[Problem to work on] Find each line with the string "label" and report it.

[Dataset excerpts]
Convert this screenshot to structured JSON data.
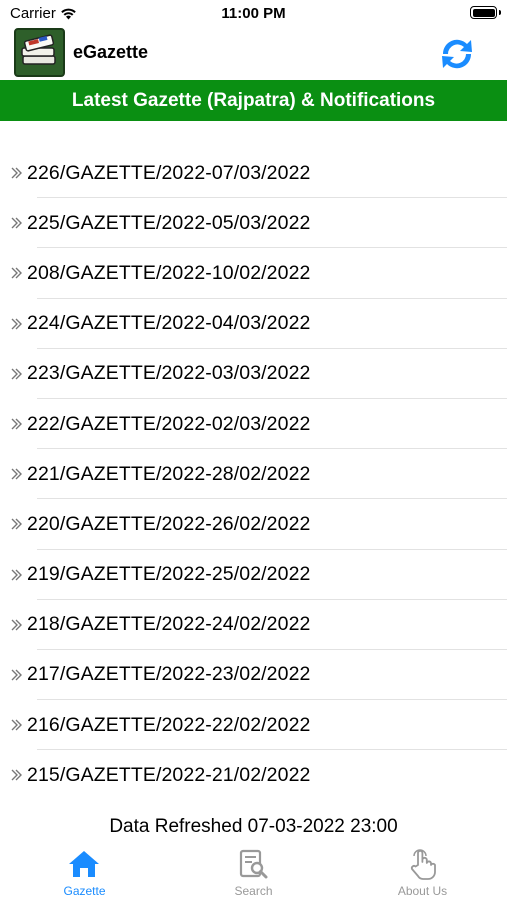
{
  "status_bar": {
    "carrier": "Carrier",
    "time": "11:00 PM"
  },
  "header": {
    "title": "eGazette",
    "logo_icon": "gazette-books-icon",
    "refresh_icon": "refresh-icon"
  },
  "banner": {
    "text": "Latest Gazette (Rajpatra) & Notifications",
    "color": "#0a8f12"
  },
  "gazette_list": [
    "226/GAZETTE/2022-07/03/2022",
    "225/GAZETTE/2022-05/03/2022",
    "208/GAZETTE/2022-10/02/2022",
    "224/GAZETTE/2022-04/03/2022",
    "223/GAZETTE/2022-03/03/2022",
    "222/GAZETTE/2022-02/03/2022",
    "221/GAZETTE/2022-28/02/2022",
    "220/GAZETTE/2022-26/02/2022",
    "219/GAZETTE/2022-25/02/2022",
    "218/GAZETTE/2022-24/02/2022",
    "217/GAZETTE/2022-23/02/2022",
    "216/GAZETTE/2022-22/02/2022",
    "215/GAZETTE/2022-21/02/2022"
  ],
  "footer": {
    "refreshed_text": "Data Refreshed 07-03-2022 23:00"
  },
  "tabs": [
    {
      "label": "Gazette",
      "icon": "home-icon",
      "active": true
    },
    {
      "label": "Search",
      "icon": "search-document-icon",
      "active": false
    },
    {
      "label": "About Us",
      "icon": "hand-pointer-icon",
      "active": false
    }
  ],
  "colors": {
    "accent": "#1a8cff",
    "inactive": "#999999",
    "banner": "#0a8f12"
  }
}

[Completed exercise]
      "label": "Gazette",
      "label": "Search",
      "label": "About Us",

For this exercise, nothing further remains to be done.